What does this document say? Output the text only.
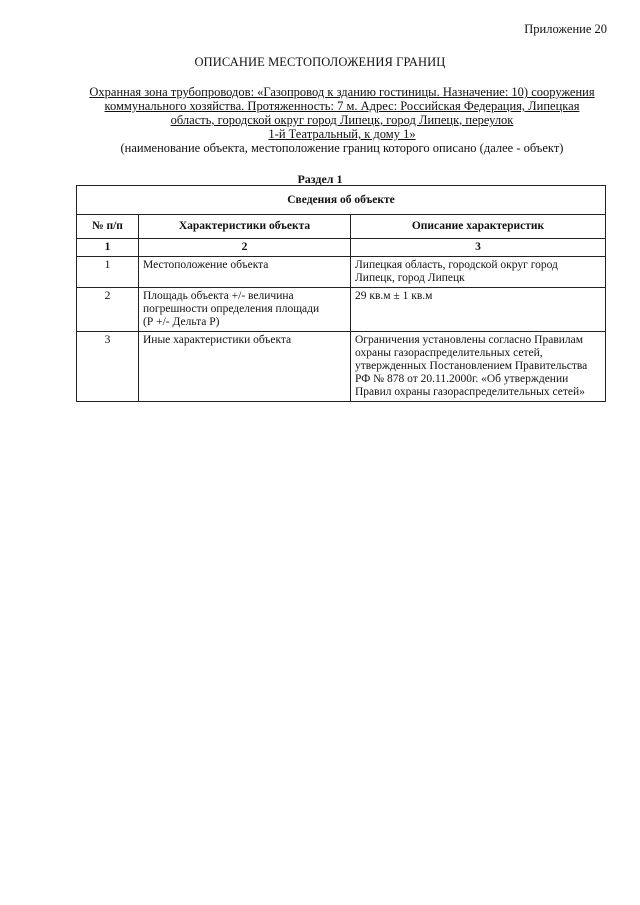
Приложение 20
ОПИСАНИЕ МЕСТОПОЛОЖЕНИЯ ГРАНИЦ
Охранная зона трубопроводов: «Газопровод к зданию гостиницы. Назначение: 10) сооружения
коммунального хозяйства. Протяженность: 7 м. Адрес: Российская Федерация, Липецкая
область, городской округ город Липецк, город Липецк, переулок
1-й Театральный, к дому 1»
(наименование объекта, местоположение границ которого описано (далее - объект)
Раздел 1
Сведения об объекте		
№ п/п	Характеристики объекта	Описание характеристик
1	2	3
1	Местоположение объекта	Липецкая область, городской округ город
Липецк, город Липецк

2	Площадь объекта +/- величина
погрешности определения площади
(Р +/- Дельта Р)	29 кв.м ± 1 кв.м

3	Иные характеристики объекта	Ограничения установлены согласно Правилам
охраны газораспределительных сетей,
утвержденных Постановлением Правительства
РФ № 878 от 20.11.2000г. «Об утверждении
Правил охраны газораспределительных сетей»
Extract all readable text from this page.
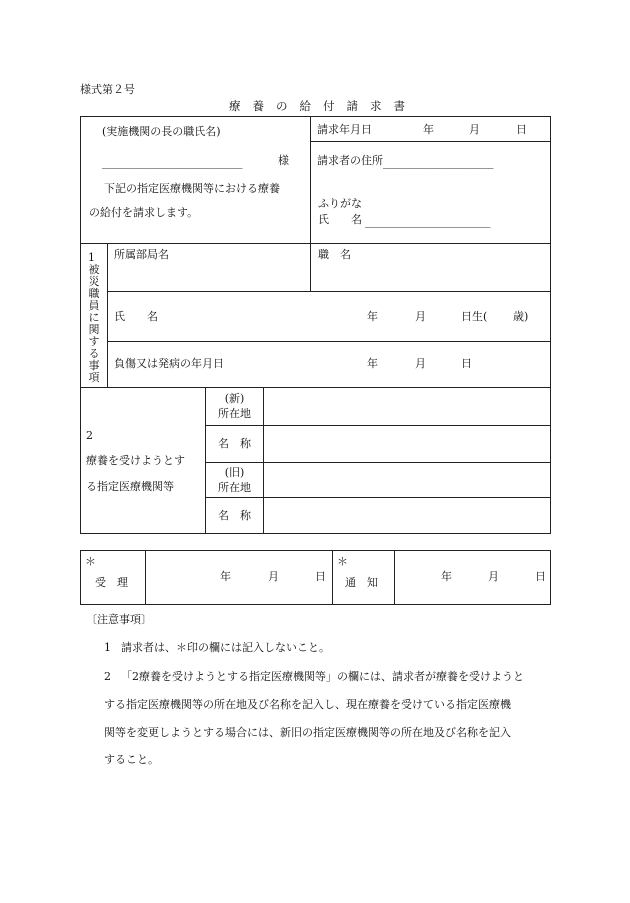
様式第２号
療養の給付請求書
(実施機関の長の職氏名)
____________________________	様
下記の指定医療機関等における療養
の給付を請求します。
請求年月日	年	月	日
請求者の住所 ______________________
ふりがな
氏　　名 _________________________
1
被災職員に関する事項
所属部局名	職　名
氏　　名	年	月	日生( 歳)
負傷又は発病の年月日	年	月	日
2
療養を受けようとす
る指定医療機関等
(新)
所在地
名　称
(旧)
所在地
名　称
＊
受　理	年	月	日
＊
通　知	年	月	日
〔注意事項〕
1 請求者は、＊印の欄には記入しないこと。
2 「2療養を受けようとする指定医療機関等」の欄には、請求者が療養を受けようと
する指定医療機関等の所在地及び名称を記入し、現在療養を受けている指定医療機
関等を変更しようとする場合には、新旧の指定医療機関等の所在地及び名称を記入
すること。
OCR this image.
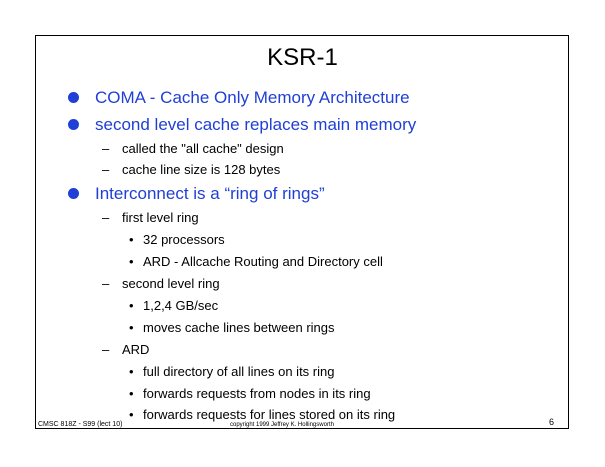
KSR-1
COMA - Cache Only Memory Architecture
second level cache replaces main memory
– called the "all cache" design
– cache line size is 128 bytes
Interconnect is a “ring of rings”
– first level ring
• 32 processors
• ARD - Allcache Routing and Directory cell
– second level ring
• 1,2,4 GB/sec
• moves cache lines between rings
– ARD
• full directory of all lines on its ring
• forwards requests from nodes in its ring
• forwards requests for lines stored on its ring
CMSC 818Z - S99 (lect 10)	copyright 1999 Jeffrey K. Hollingsworth	6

^^^^^^^^

▶ [Exercise description]
Every record above should be written out again without change, except that the pictures are left out.

▶ [Task output]
What does this document say? Output the text only.
Приложение 20
ОПИСАНИЕ МЕСТОПОЛОЖЕНИЯ ГРАНИЦ
Охранная зона трубопроводов: «Газопровод к зданию гостиницы. Назначение: 10) сооружения
коммунального хозяйства. Протяженность: 7 м. Адрес: Российская Федерация, Липецкая
область, городской округ город Липецк, город Липецк, переулок
1-й Театральный, к дому 1»
(наименование объекта, местоположение границ которого описано (далее - объект)
Раздел 1
Сведения об объекте		
№ п/п	Характеристики объекта	Описание характеристик
1	2	3
1	Местоположение объекта	Липецкая область, городской округ город
Липецк, город Липецк

2	Площадь объекта +/- величина
погрешности определения площади
(Р +/- Дельта Р)	29 кв.м ± 1 кв.м

3	Иные характеристики объекта	Ограничения установлены согласно Правилам
охраны газораспределительных сетей,
утвержденных Постановлением Правительства
РФ № 878 от 20.11.2000г. «Об утверждении
Правил охраны газораспределительных сетей»
Extract all readable text from this page.
様式第２号
療養の給付請求書
(実施機関の長の職氏名)
____________________________	様
下記の指定医療機関等における療養
の給付を請求します。
請求年月日	年	月	日
請求者の住所 ______________________
ふりがな
氏　　名 _________________________
1
被災職員に関する事項
所属部局名	職　名
氏　　名	年	月	日生( 歳)
負傷又は発病の年月日	年	月	日
2
療養を受けようとす
る指定医療機関等
(新)
所在地
名　称
(旧)
所在地
名　称
＊
受　理	年	月	日
＊
通　知	年	月	日
〔注意事項〕
1 請求者は、＊印の欄には記入しないこと。
2 「2療養を受けようとする指定医療機関等」の欄には、請求者が療養を受けようと
する指定医療機関等の所在地及び名称を記入し、現在療養を受けている指定医療機
関等を変更しようとする場合には、新旧の指定医療機関等の所在地及び名称を記入
すること。
OCR this image.
KSR-1
COMA - Cache Only Memory Architecture
second level cache replaces main memory
– called the "all cache" design
– cache line size is 128 bytes
Interconnect is a “ring of rings”
– first level ring
• 32 processors
• ARD - Allcache Routing and Directory cell
– second level ring
• 1,2,4 GB/sec
• moves cache lines between rings
– ARD
• full directory of all lines on its ring
• forwards requests from nodes in its ring
• forwards requests for lines stored on its ring
CMSC 818Z - S99 (lect 10)	copyright 1999 Jeffrey K. Hollingsworth	6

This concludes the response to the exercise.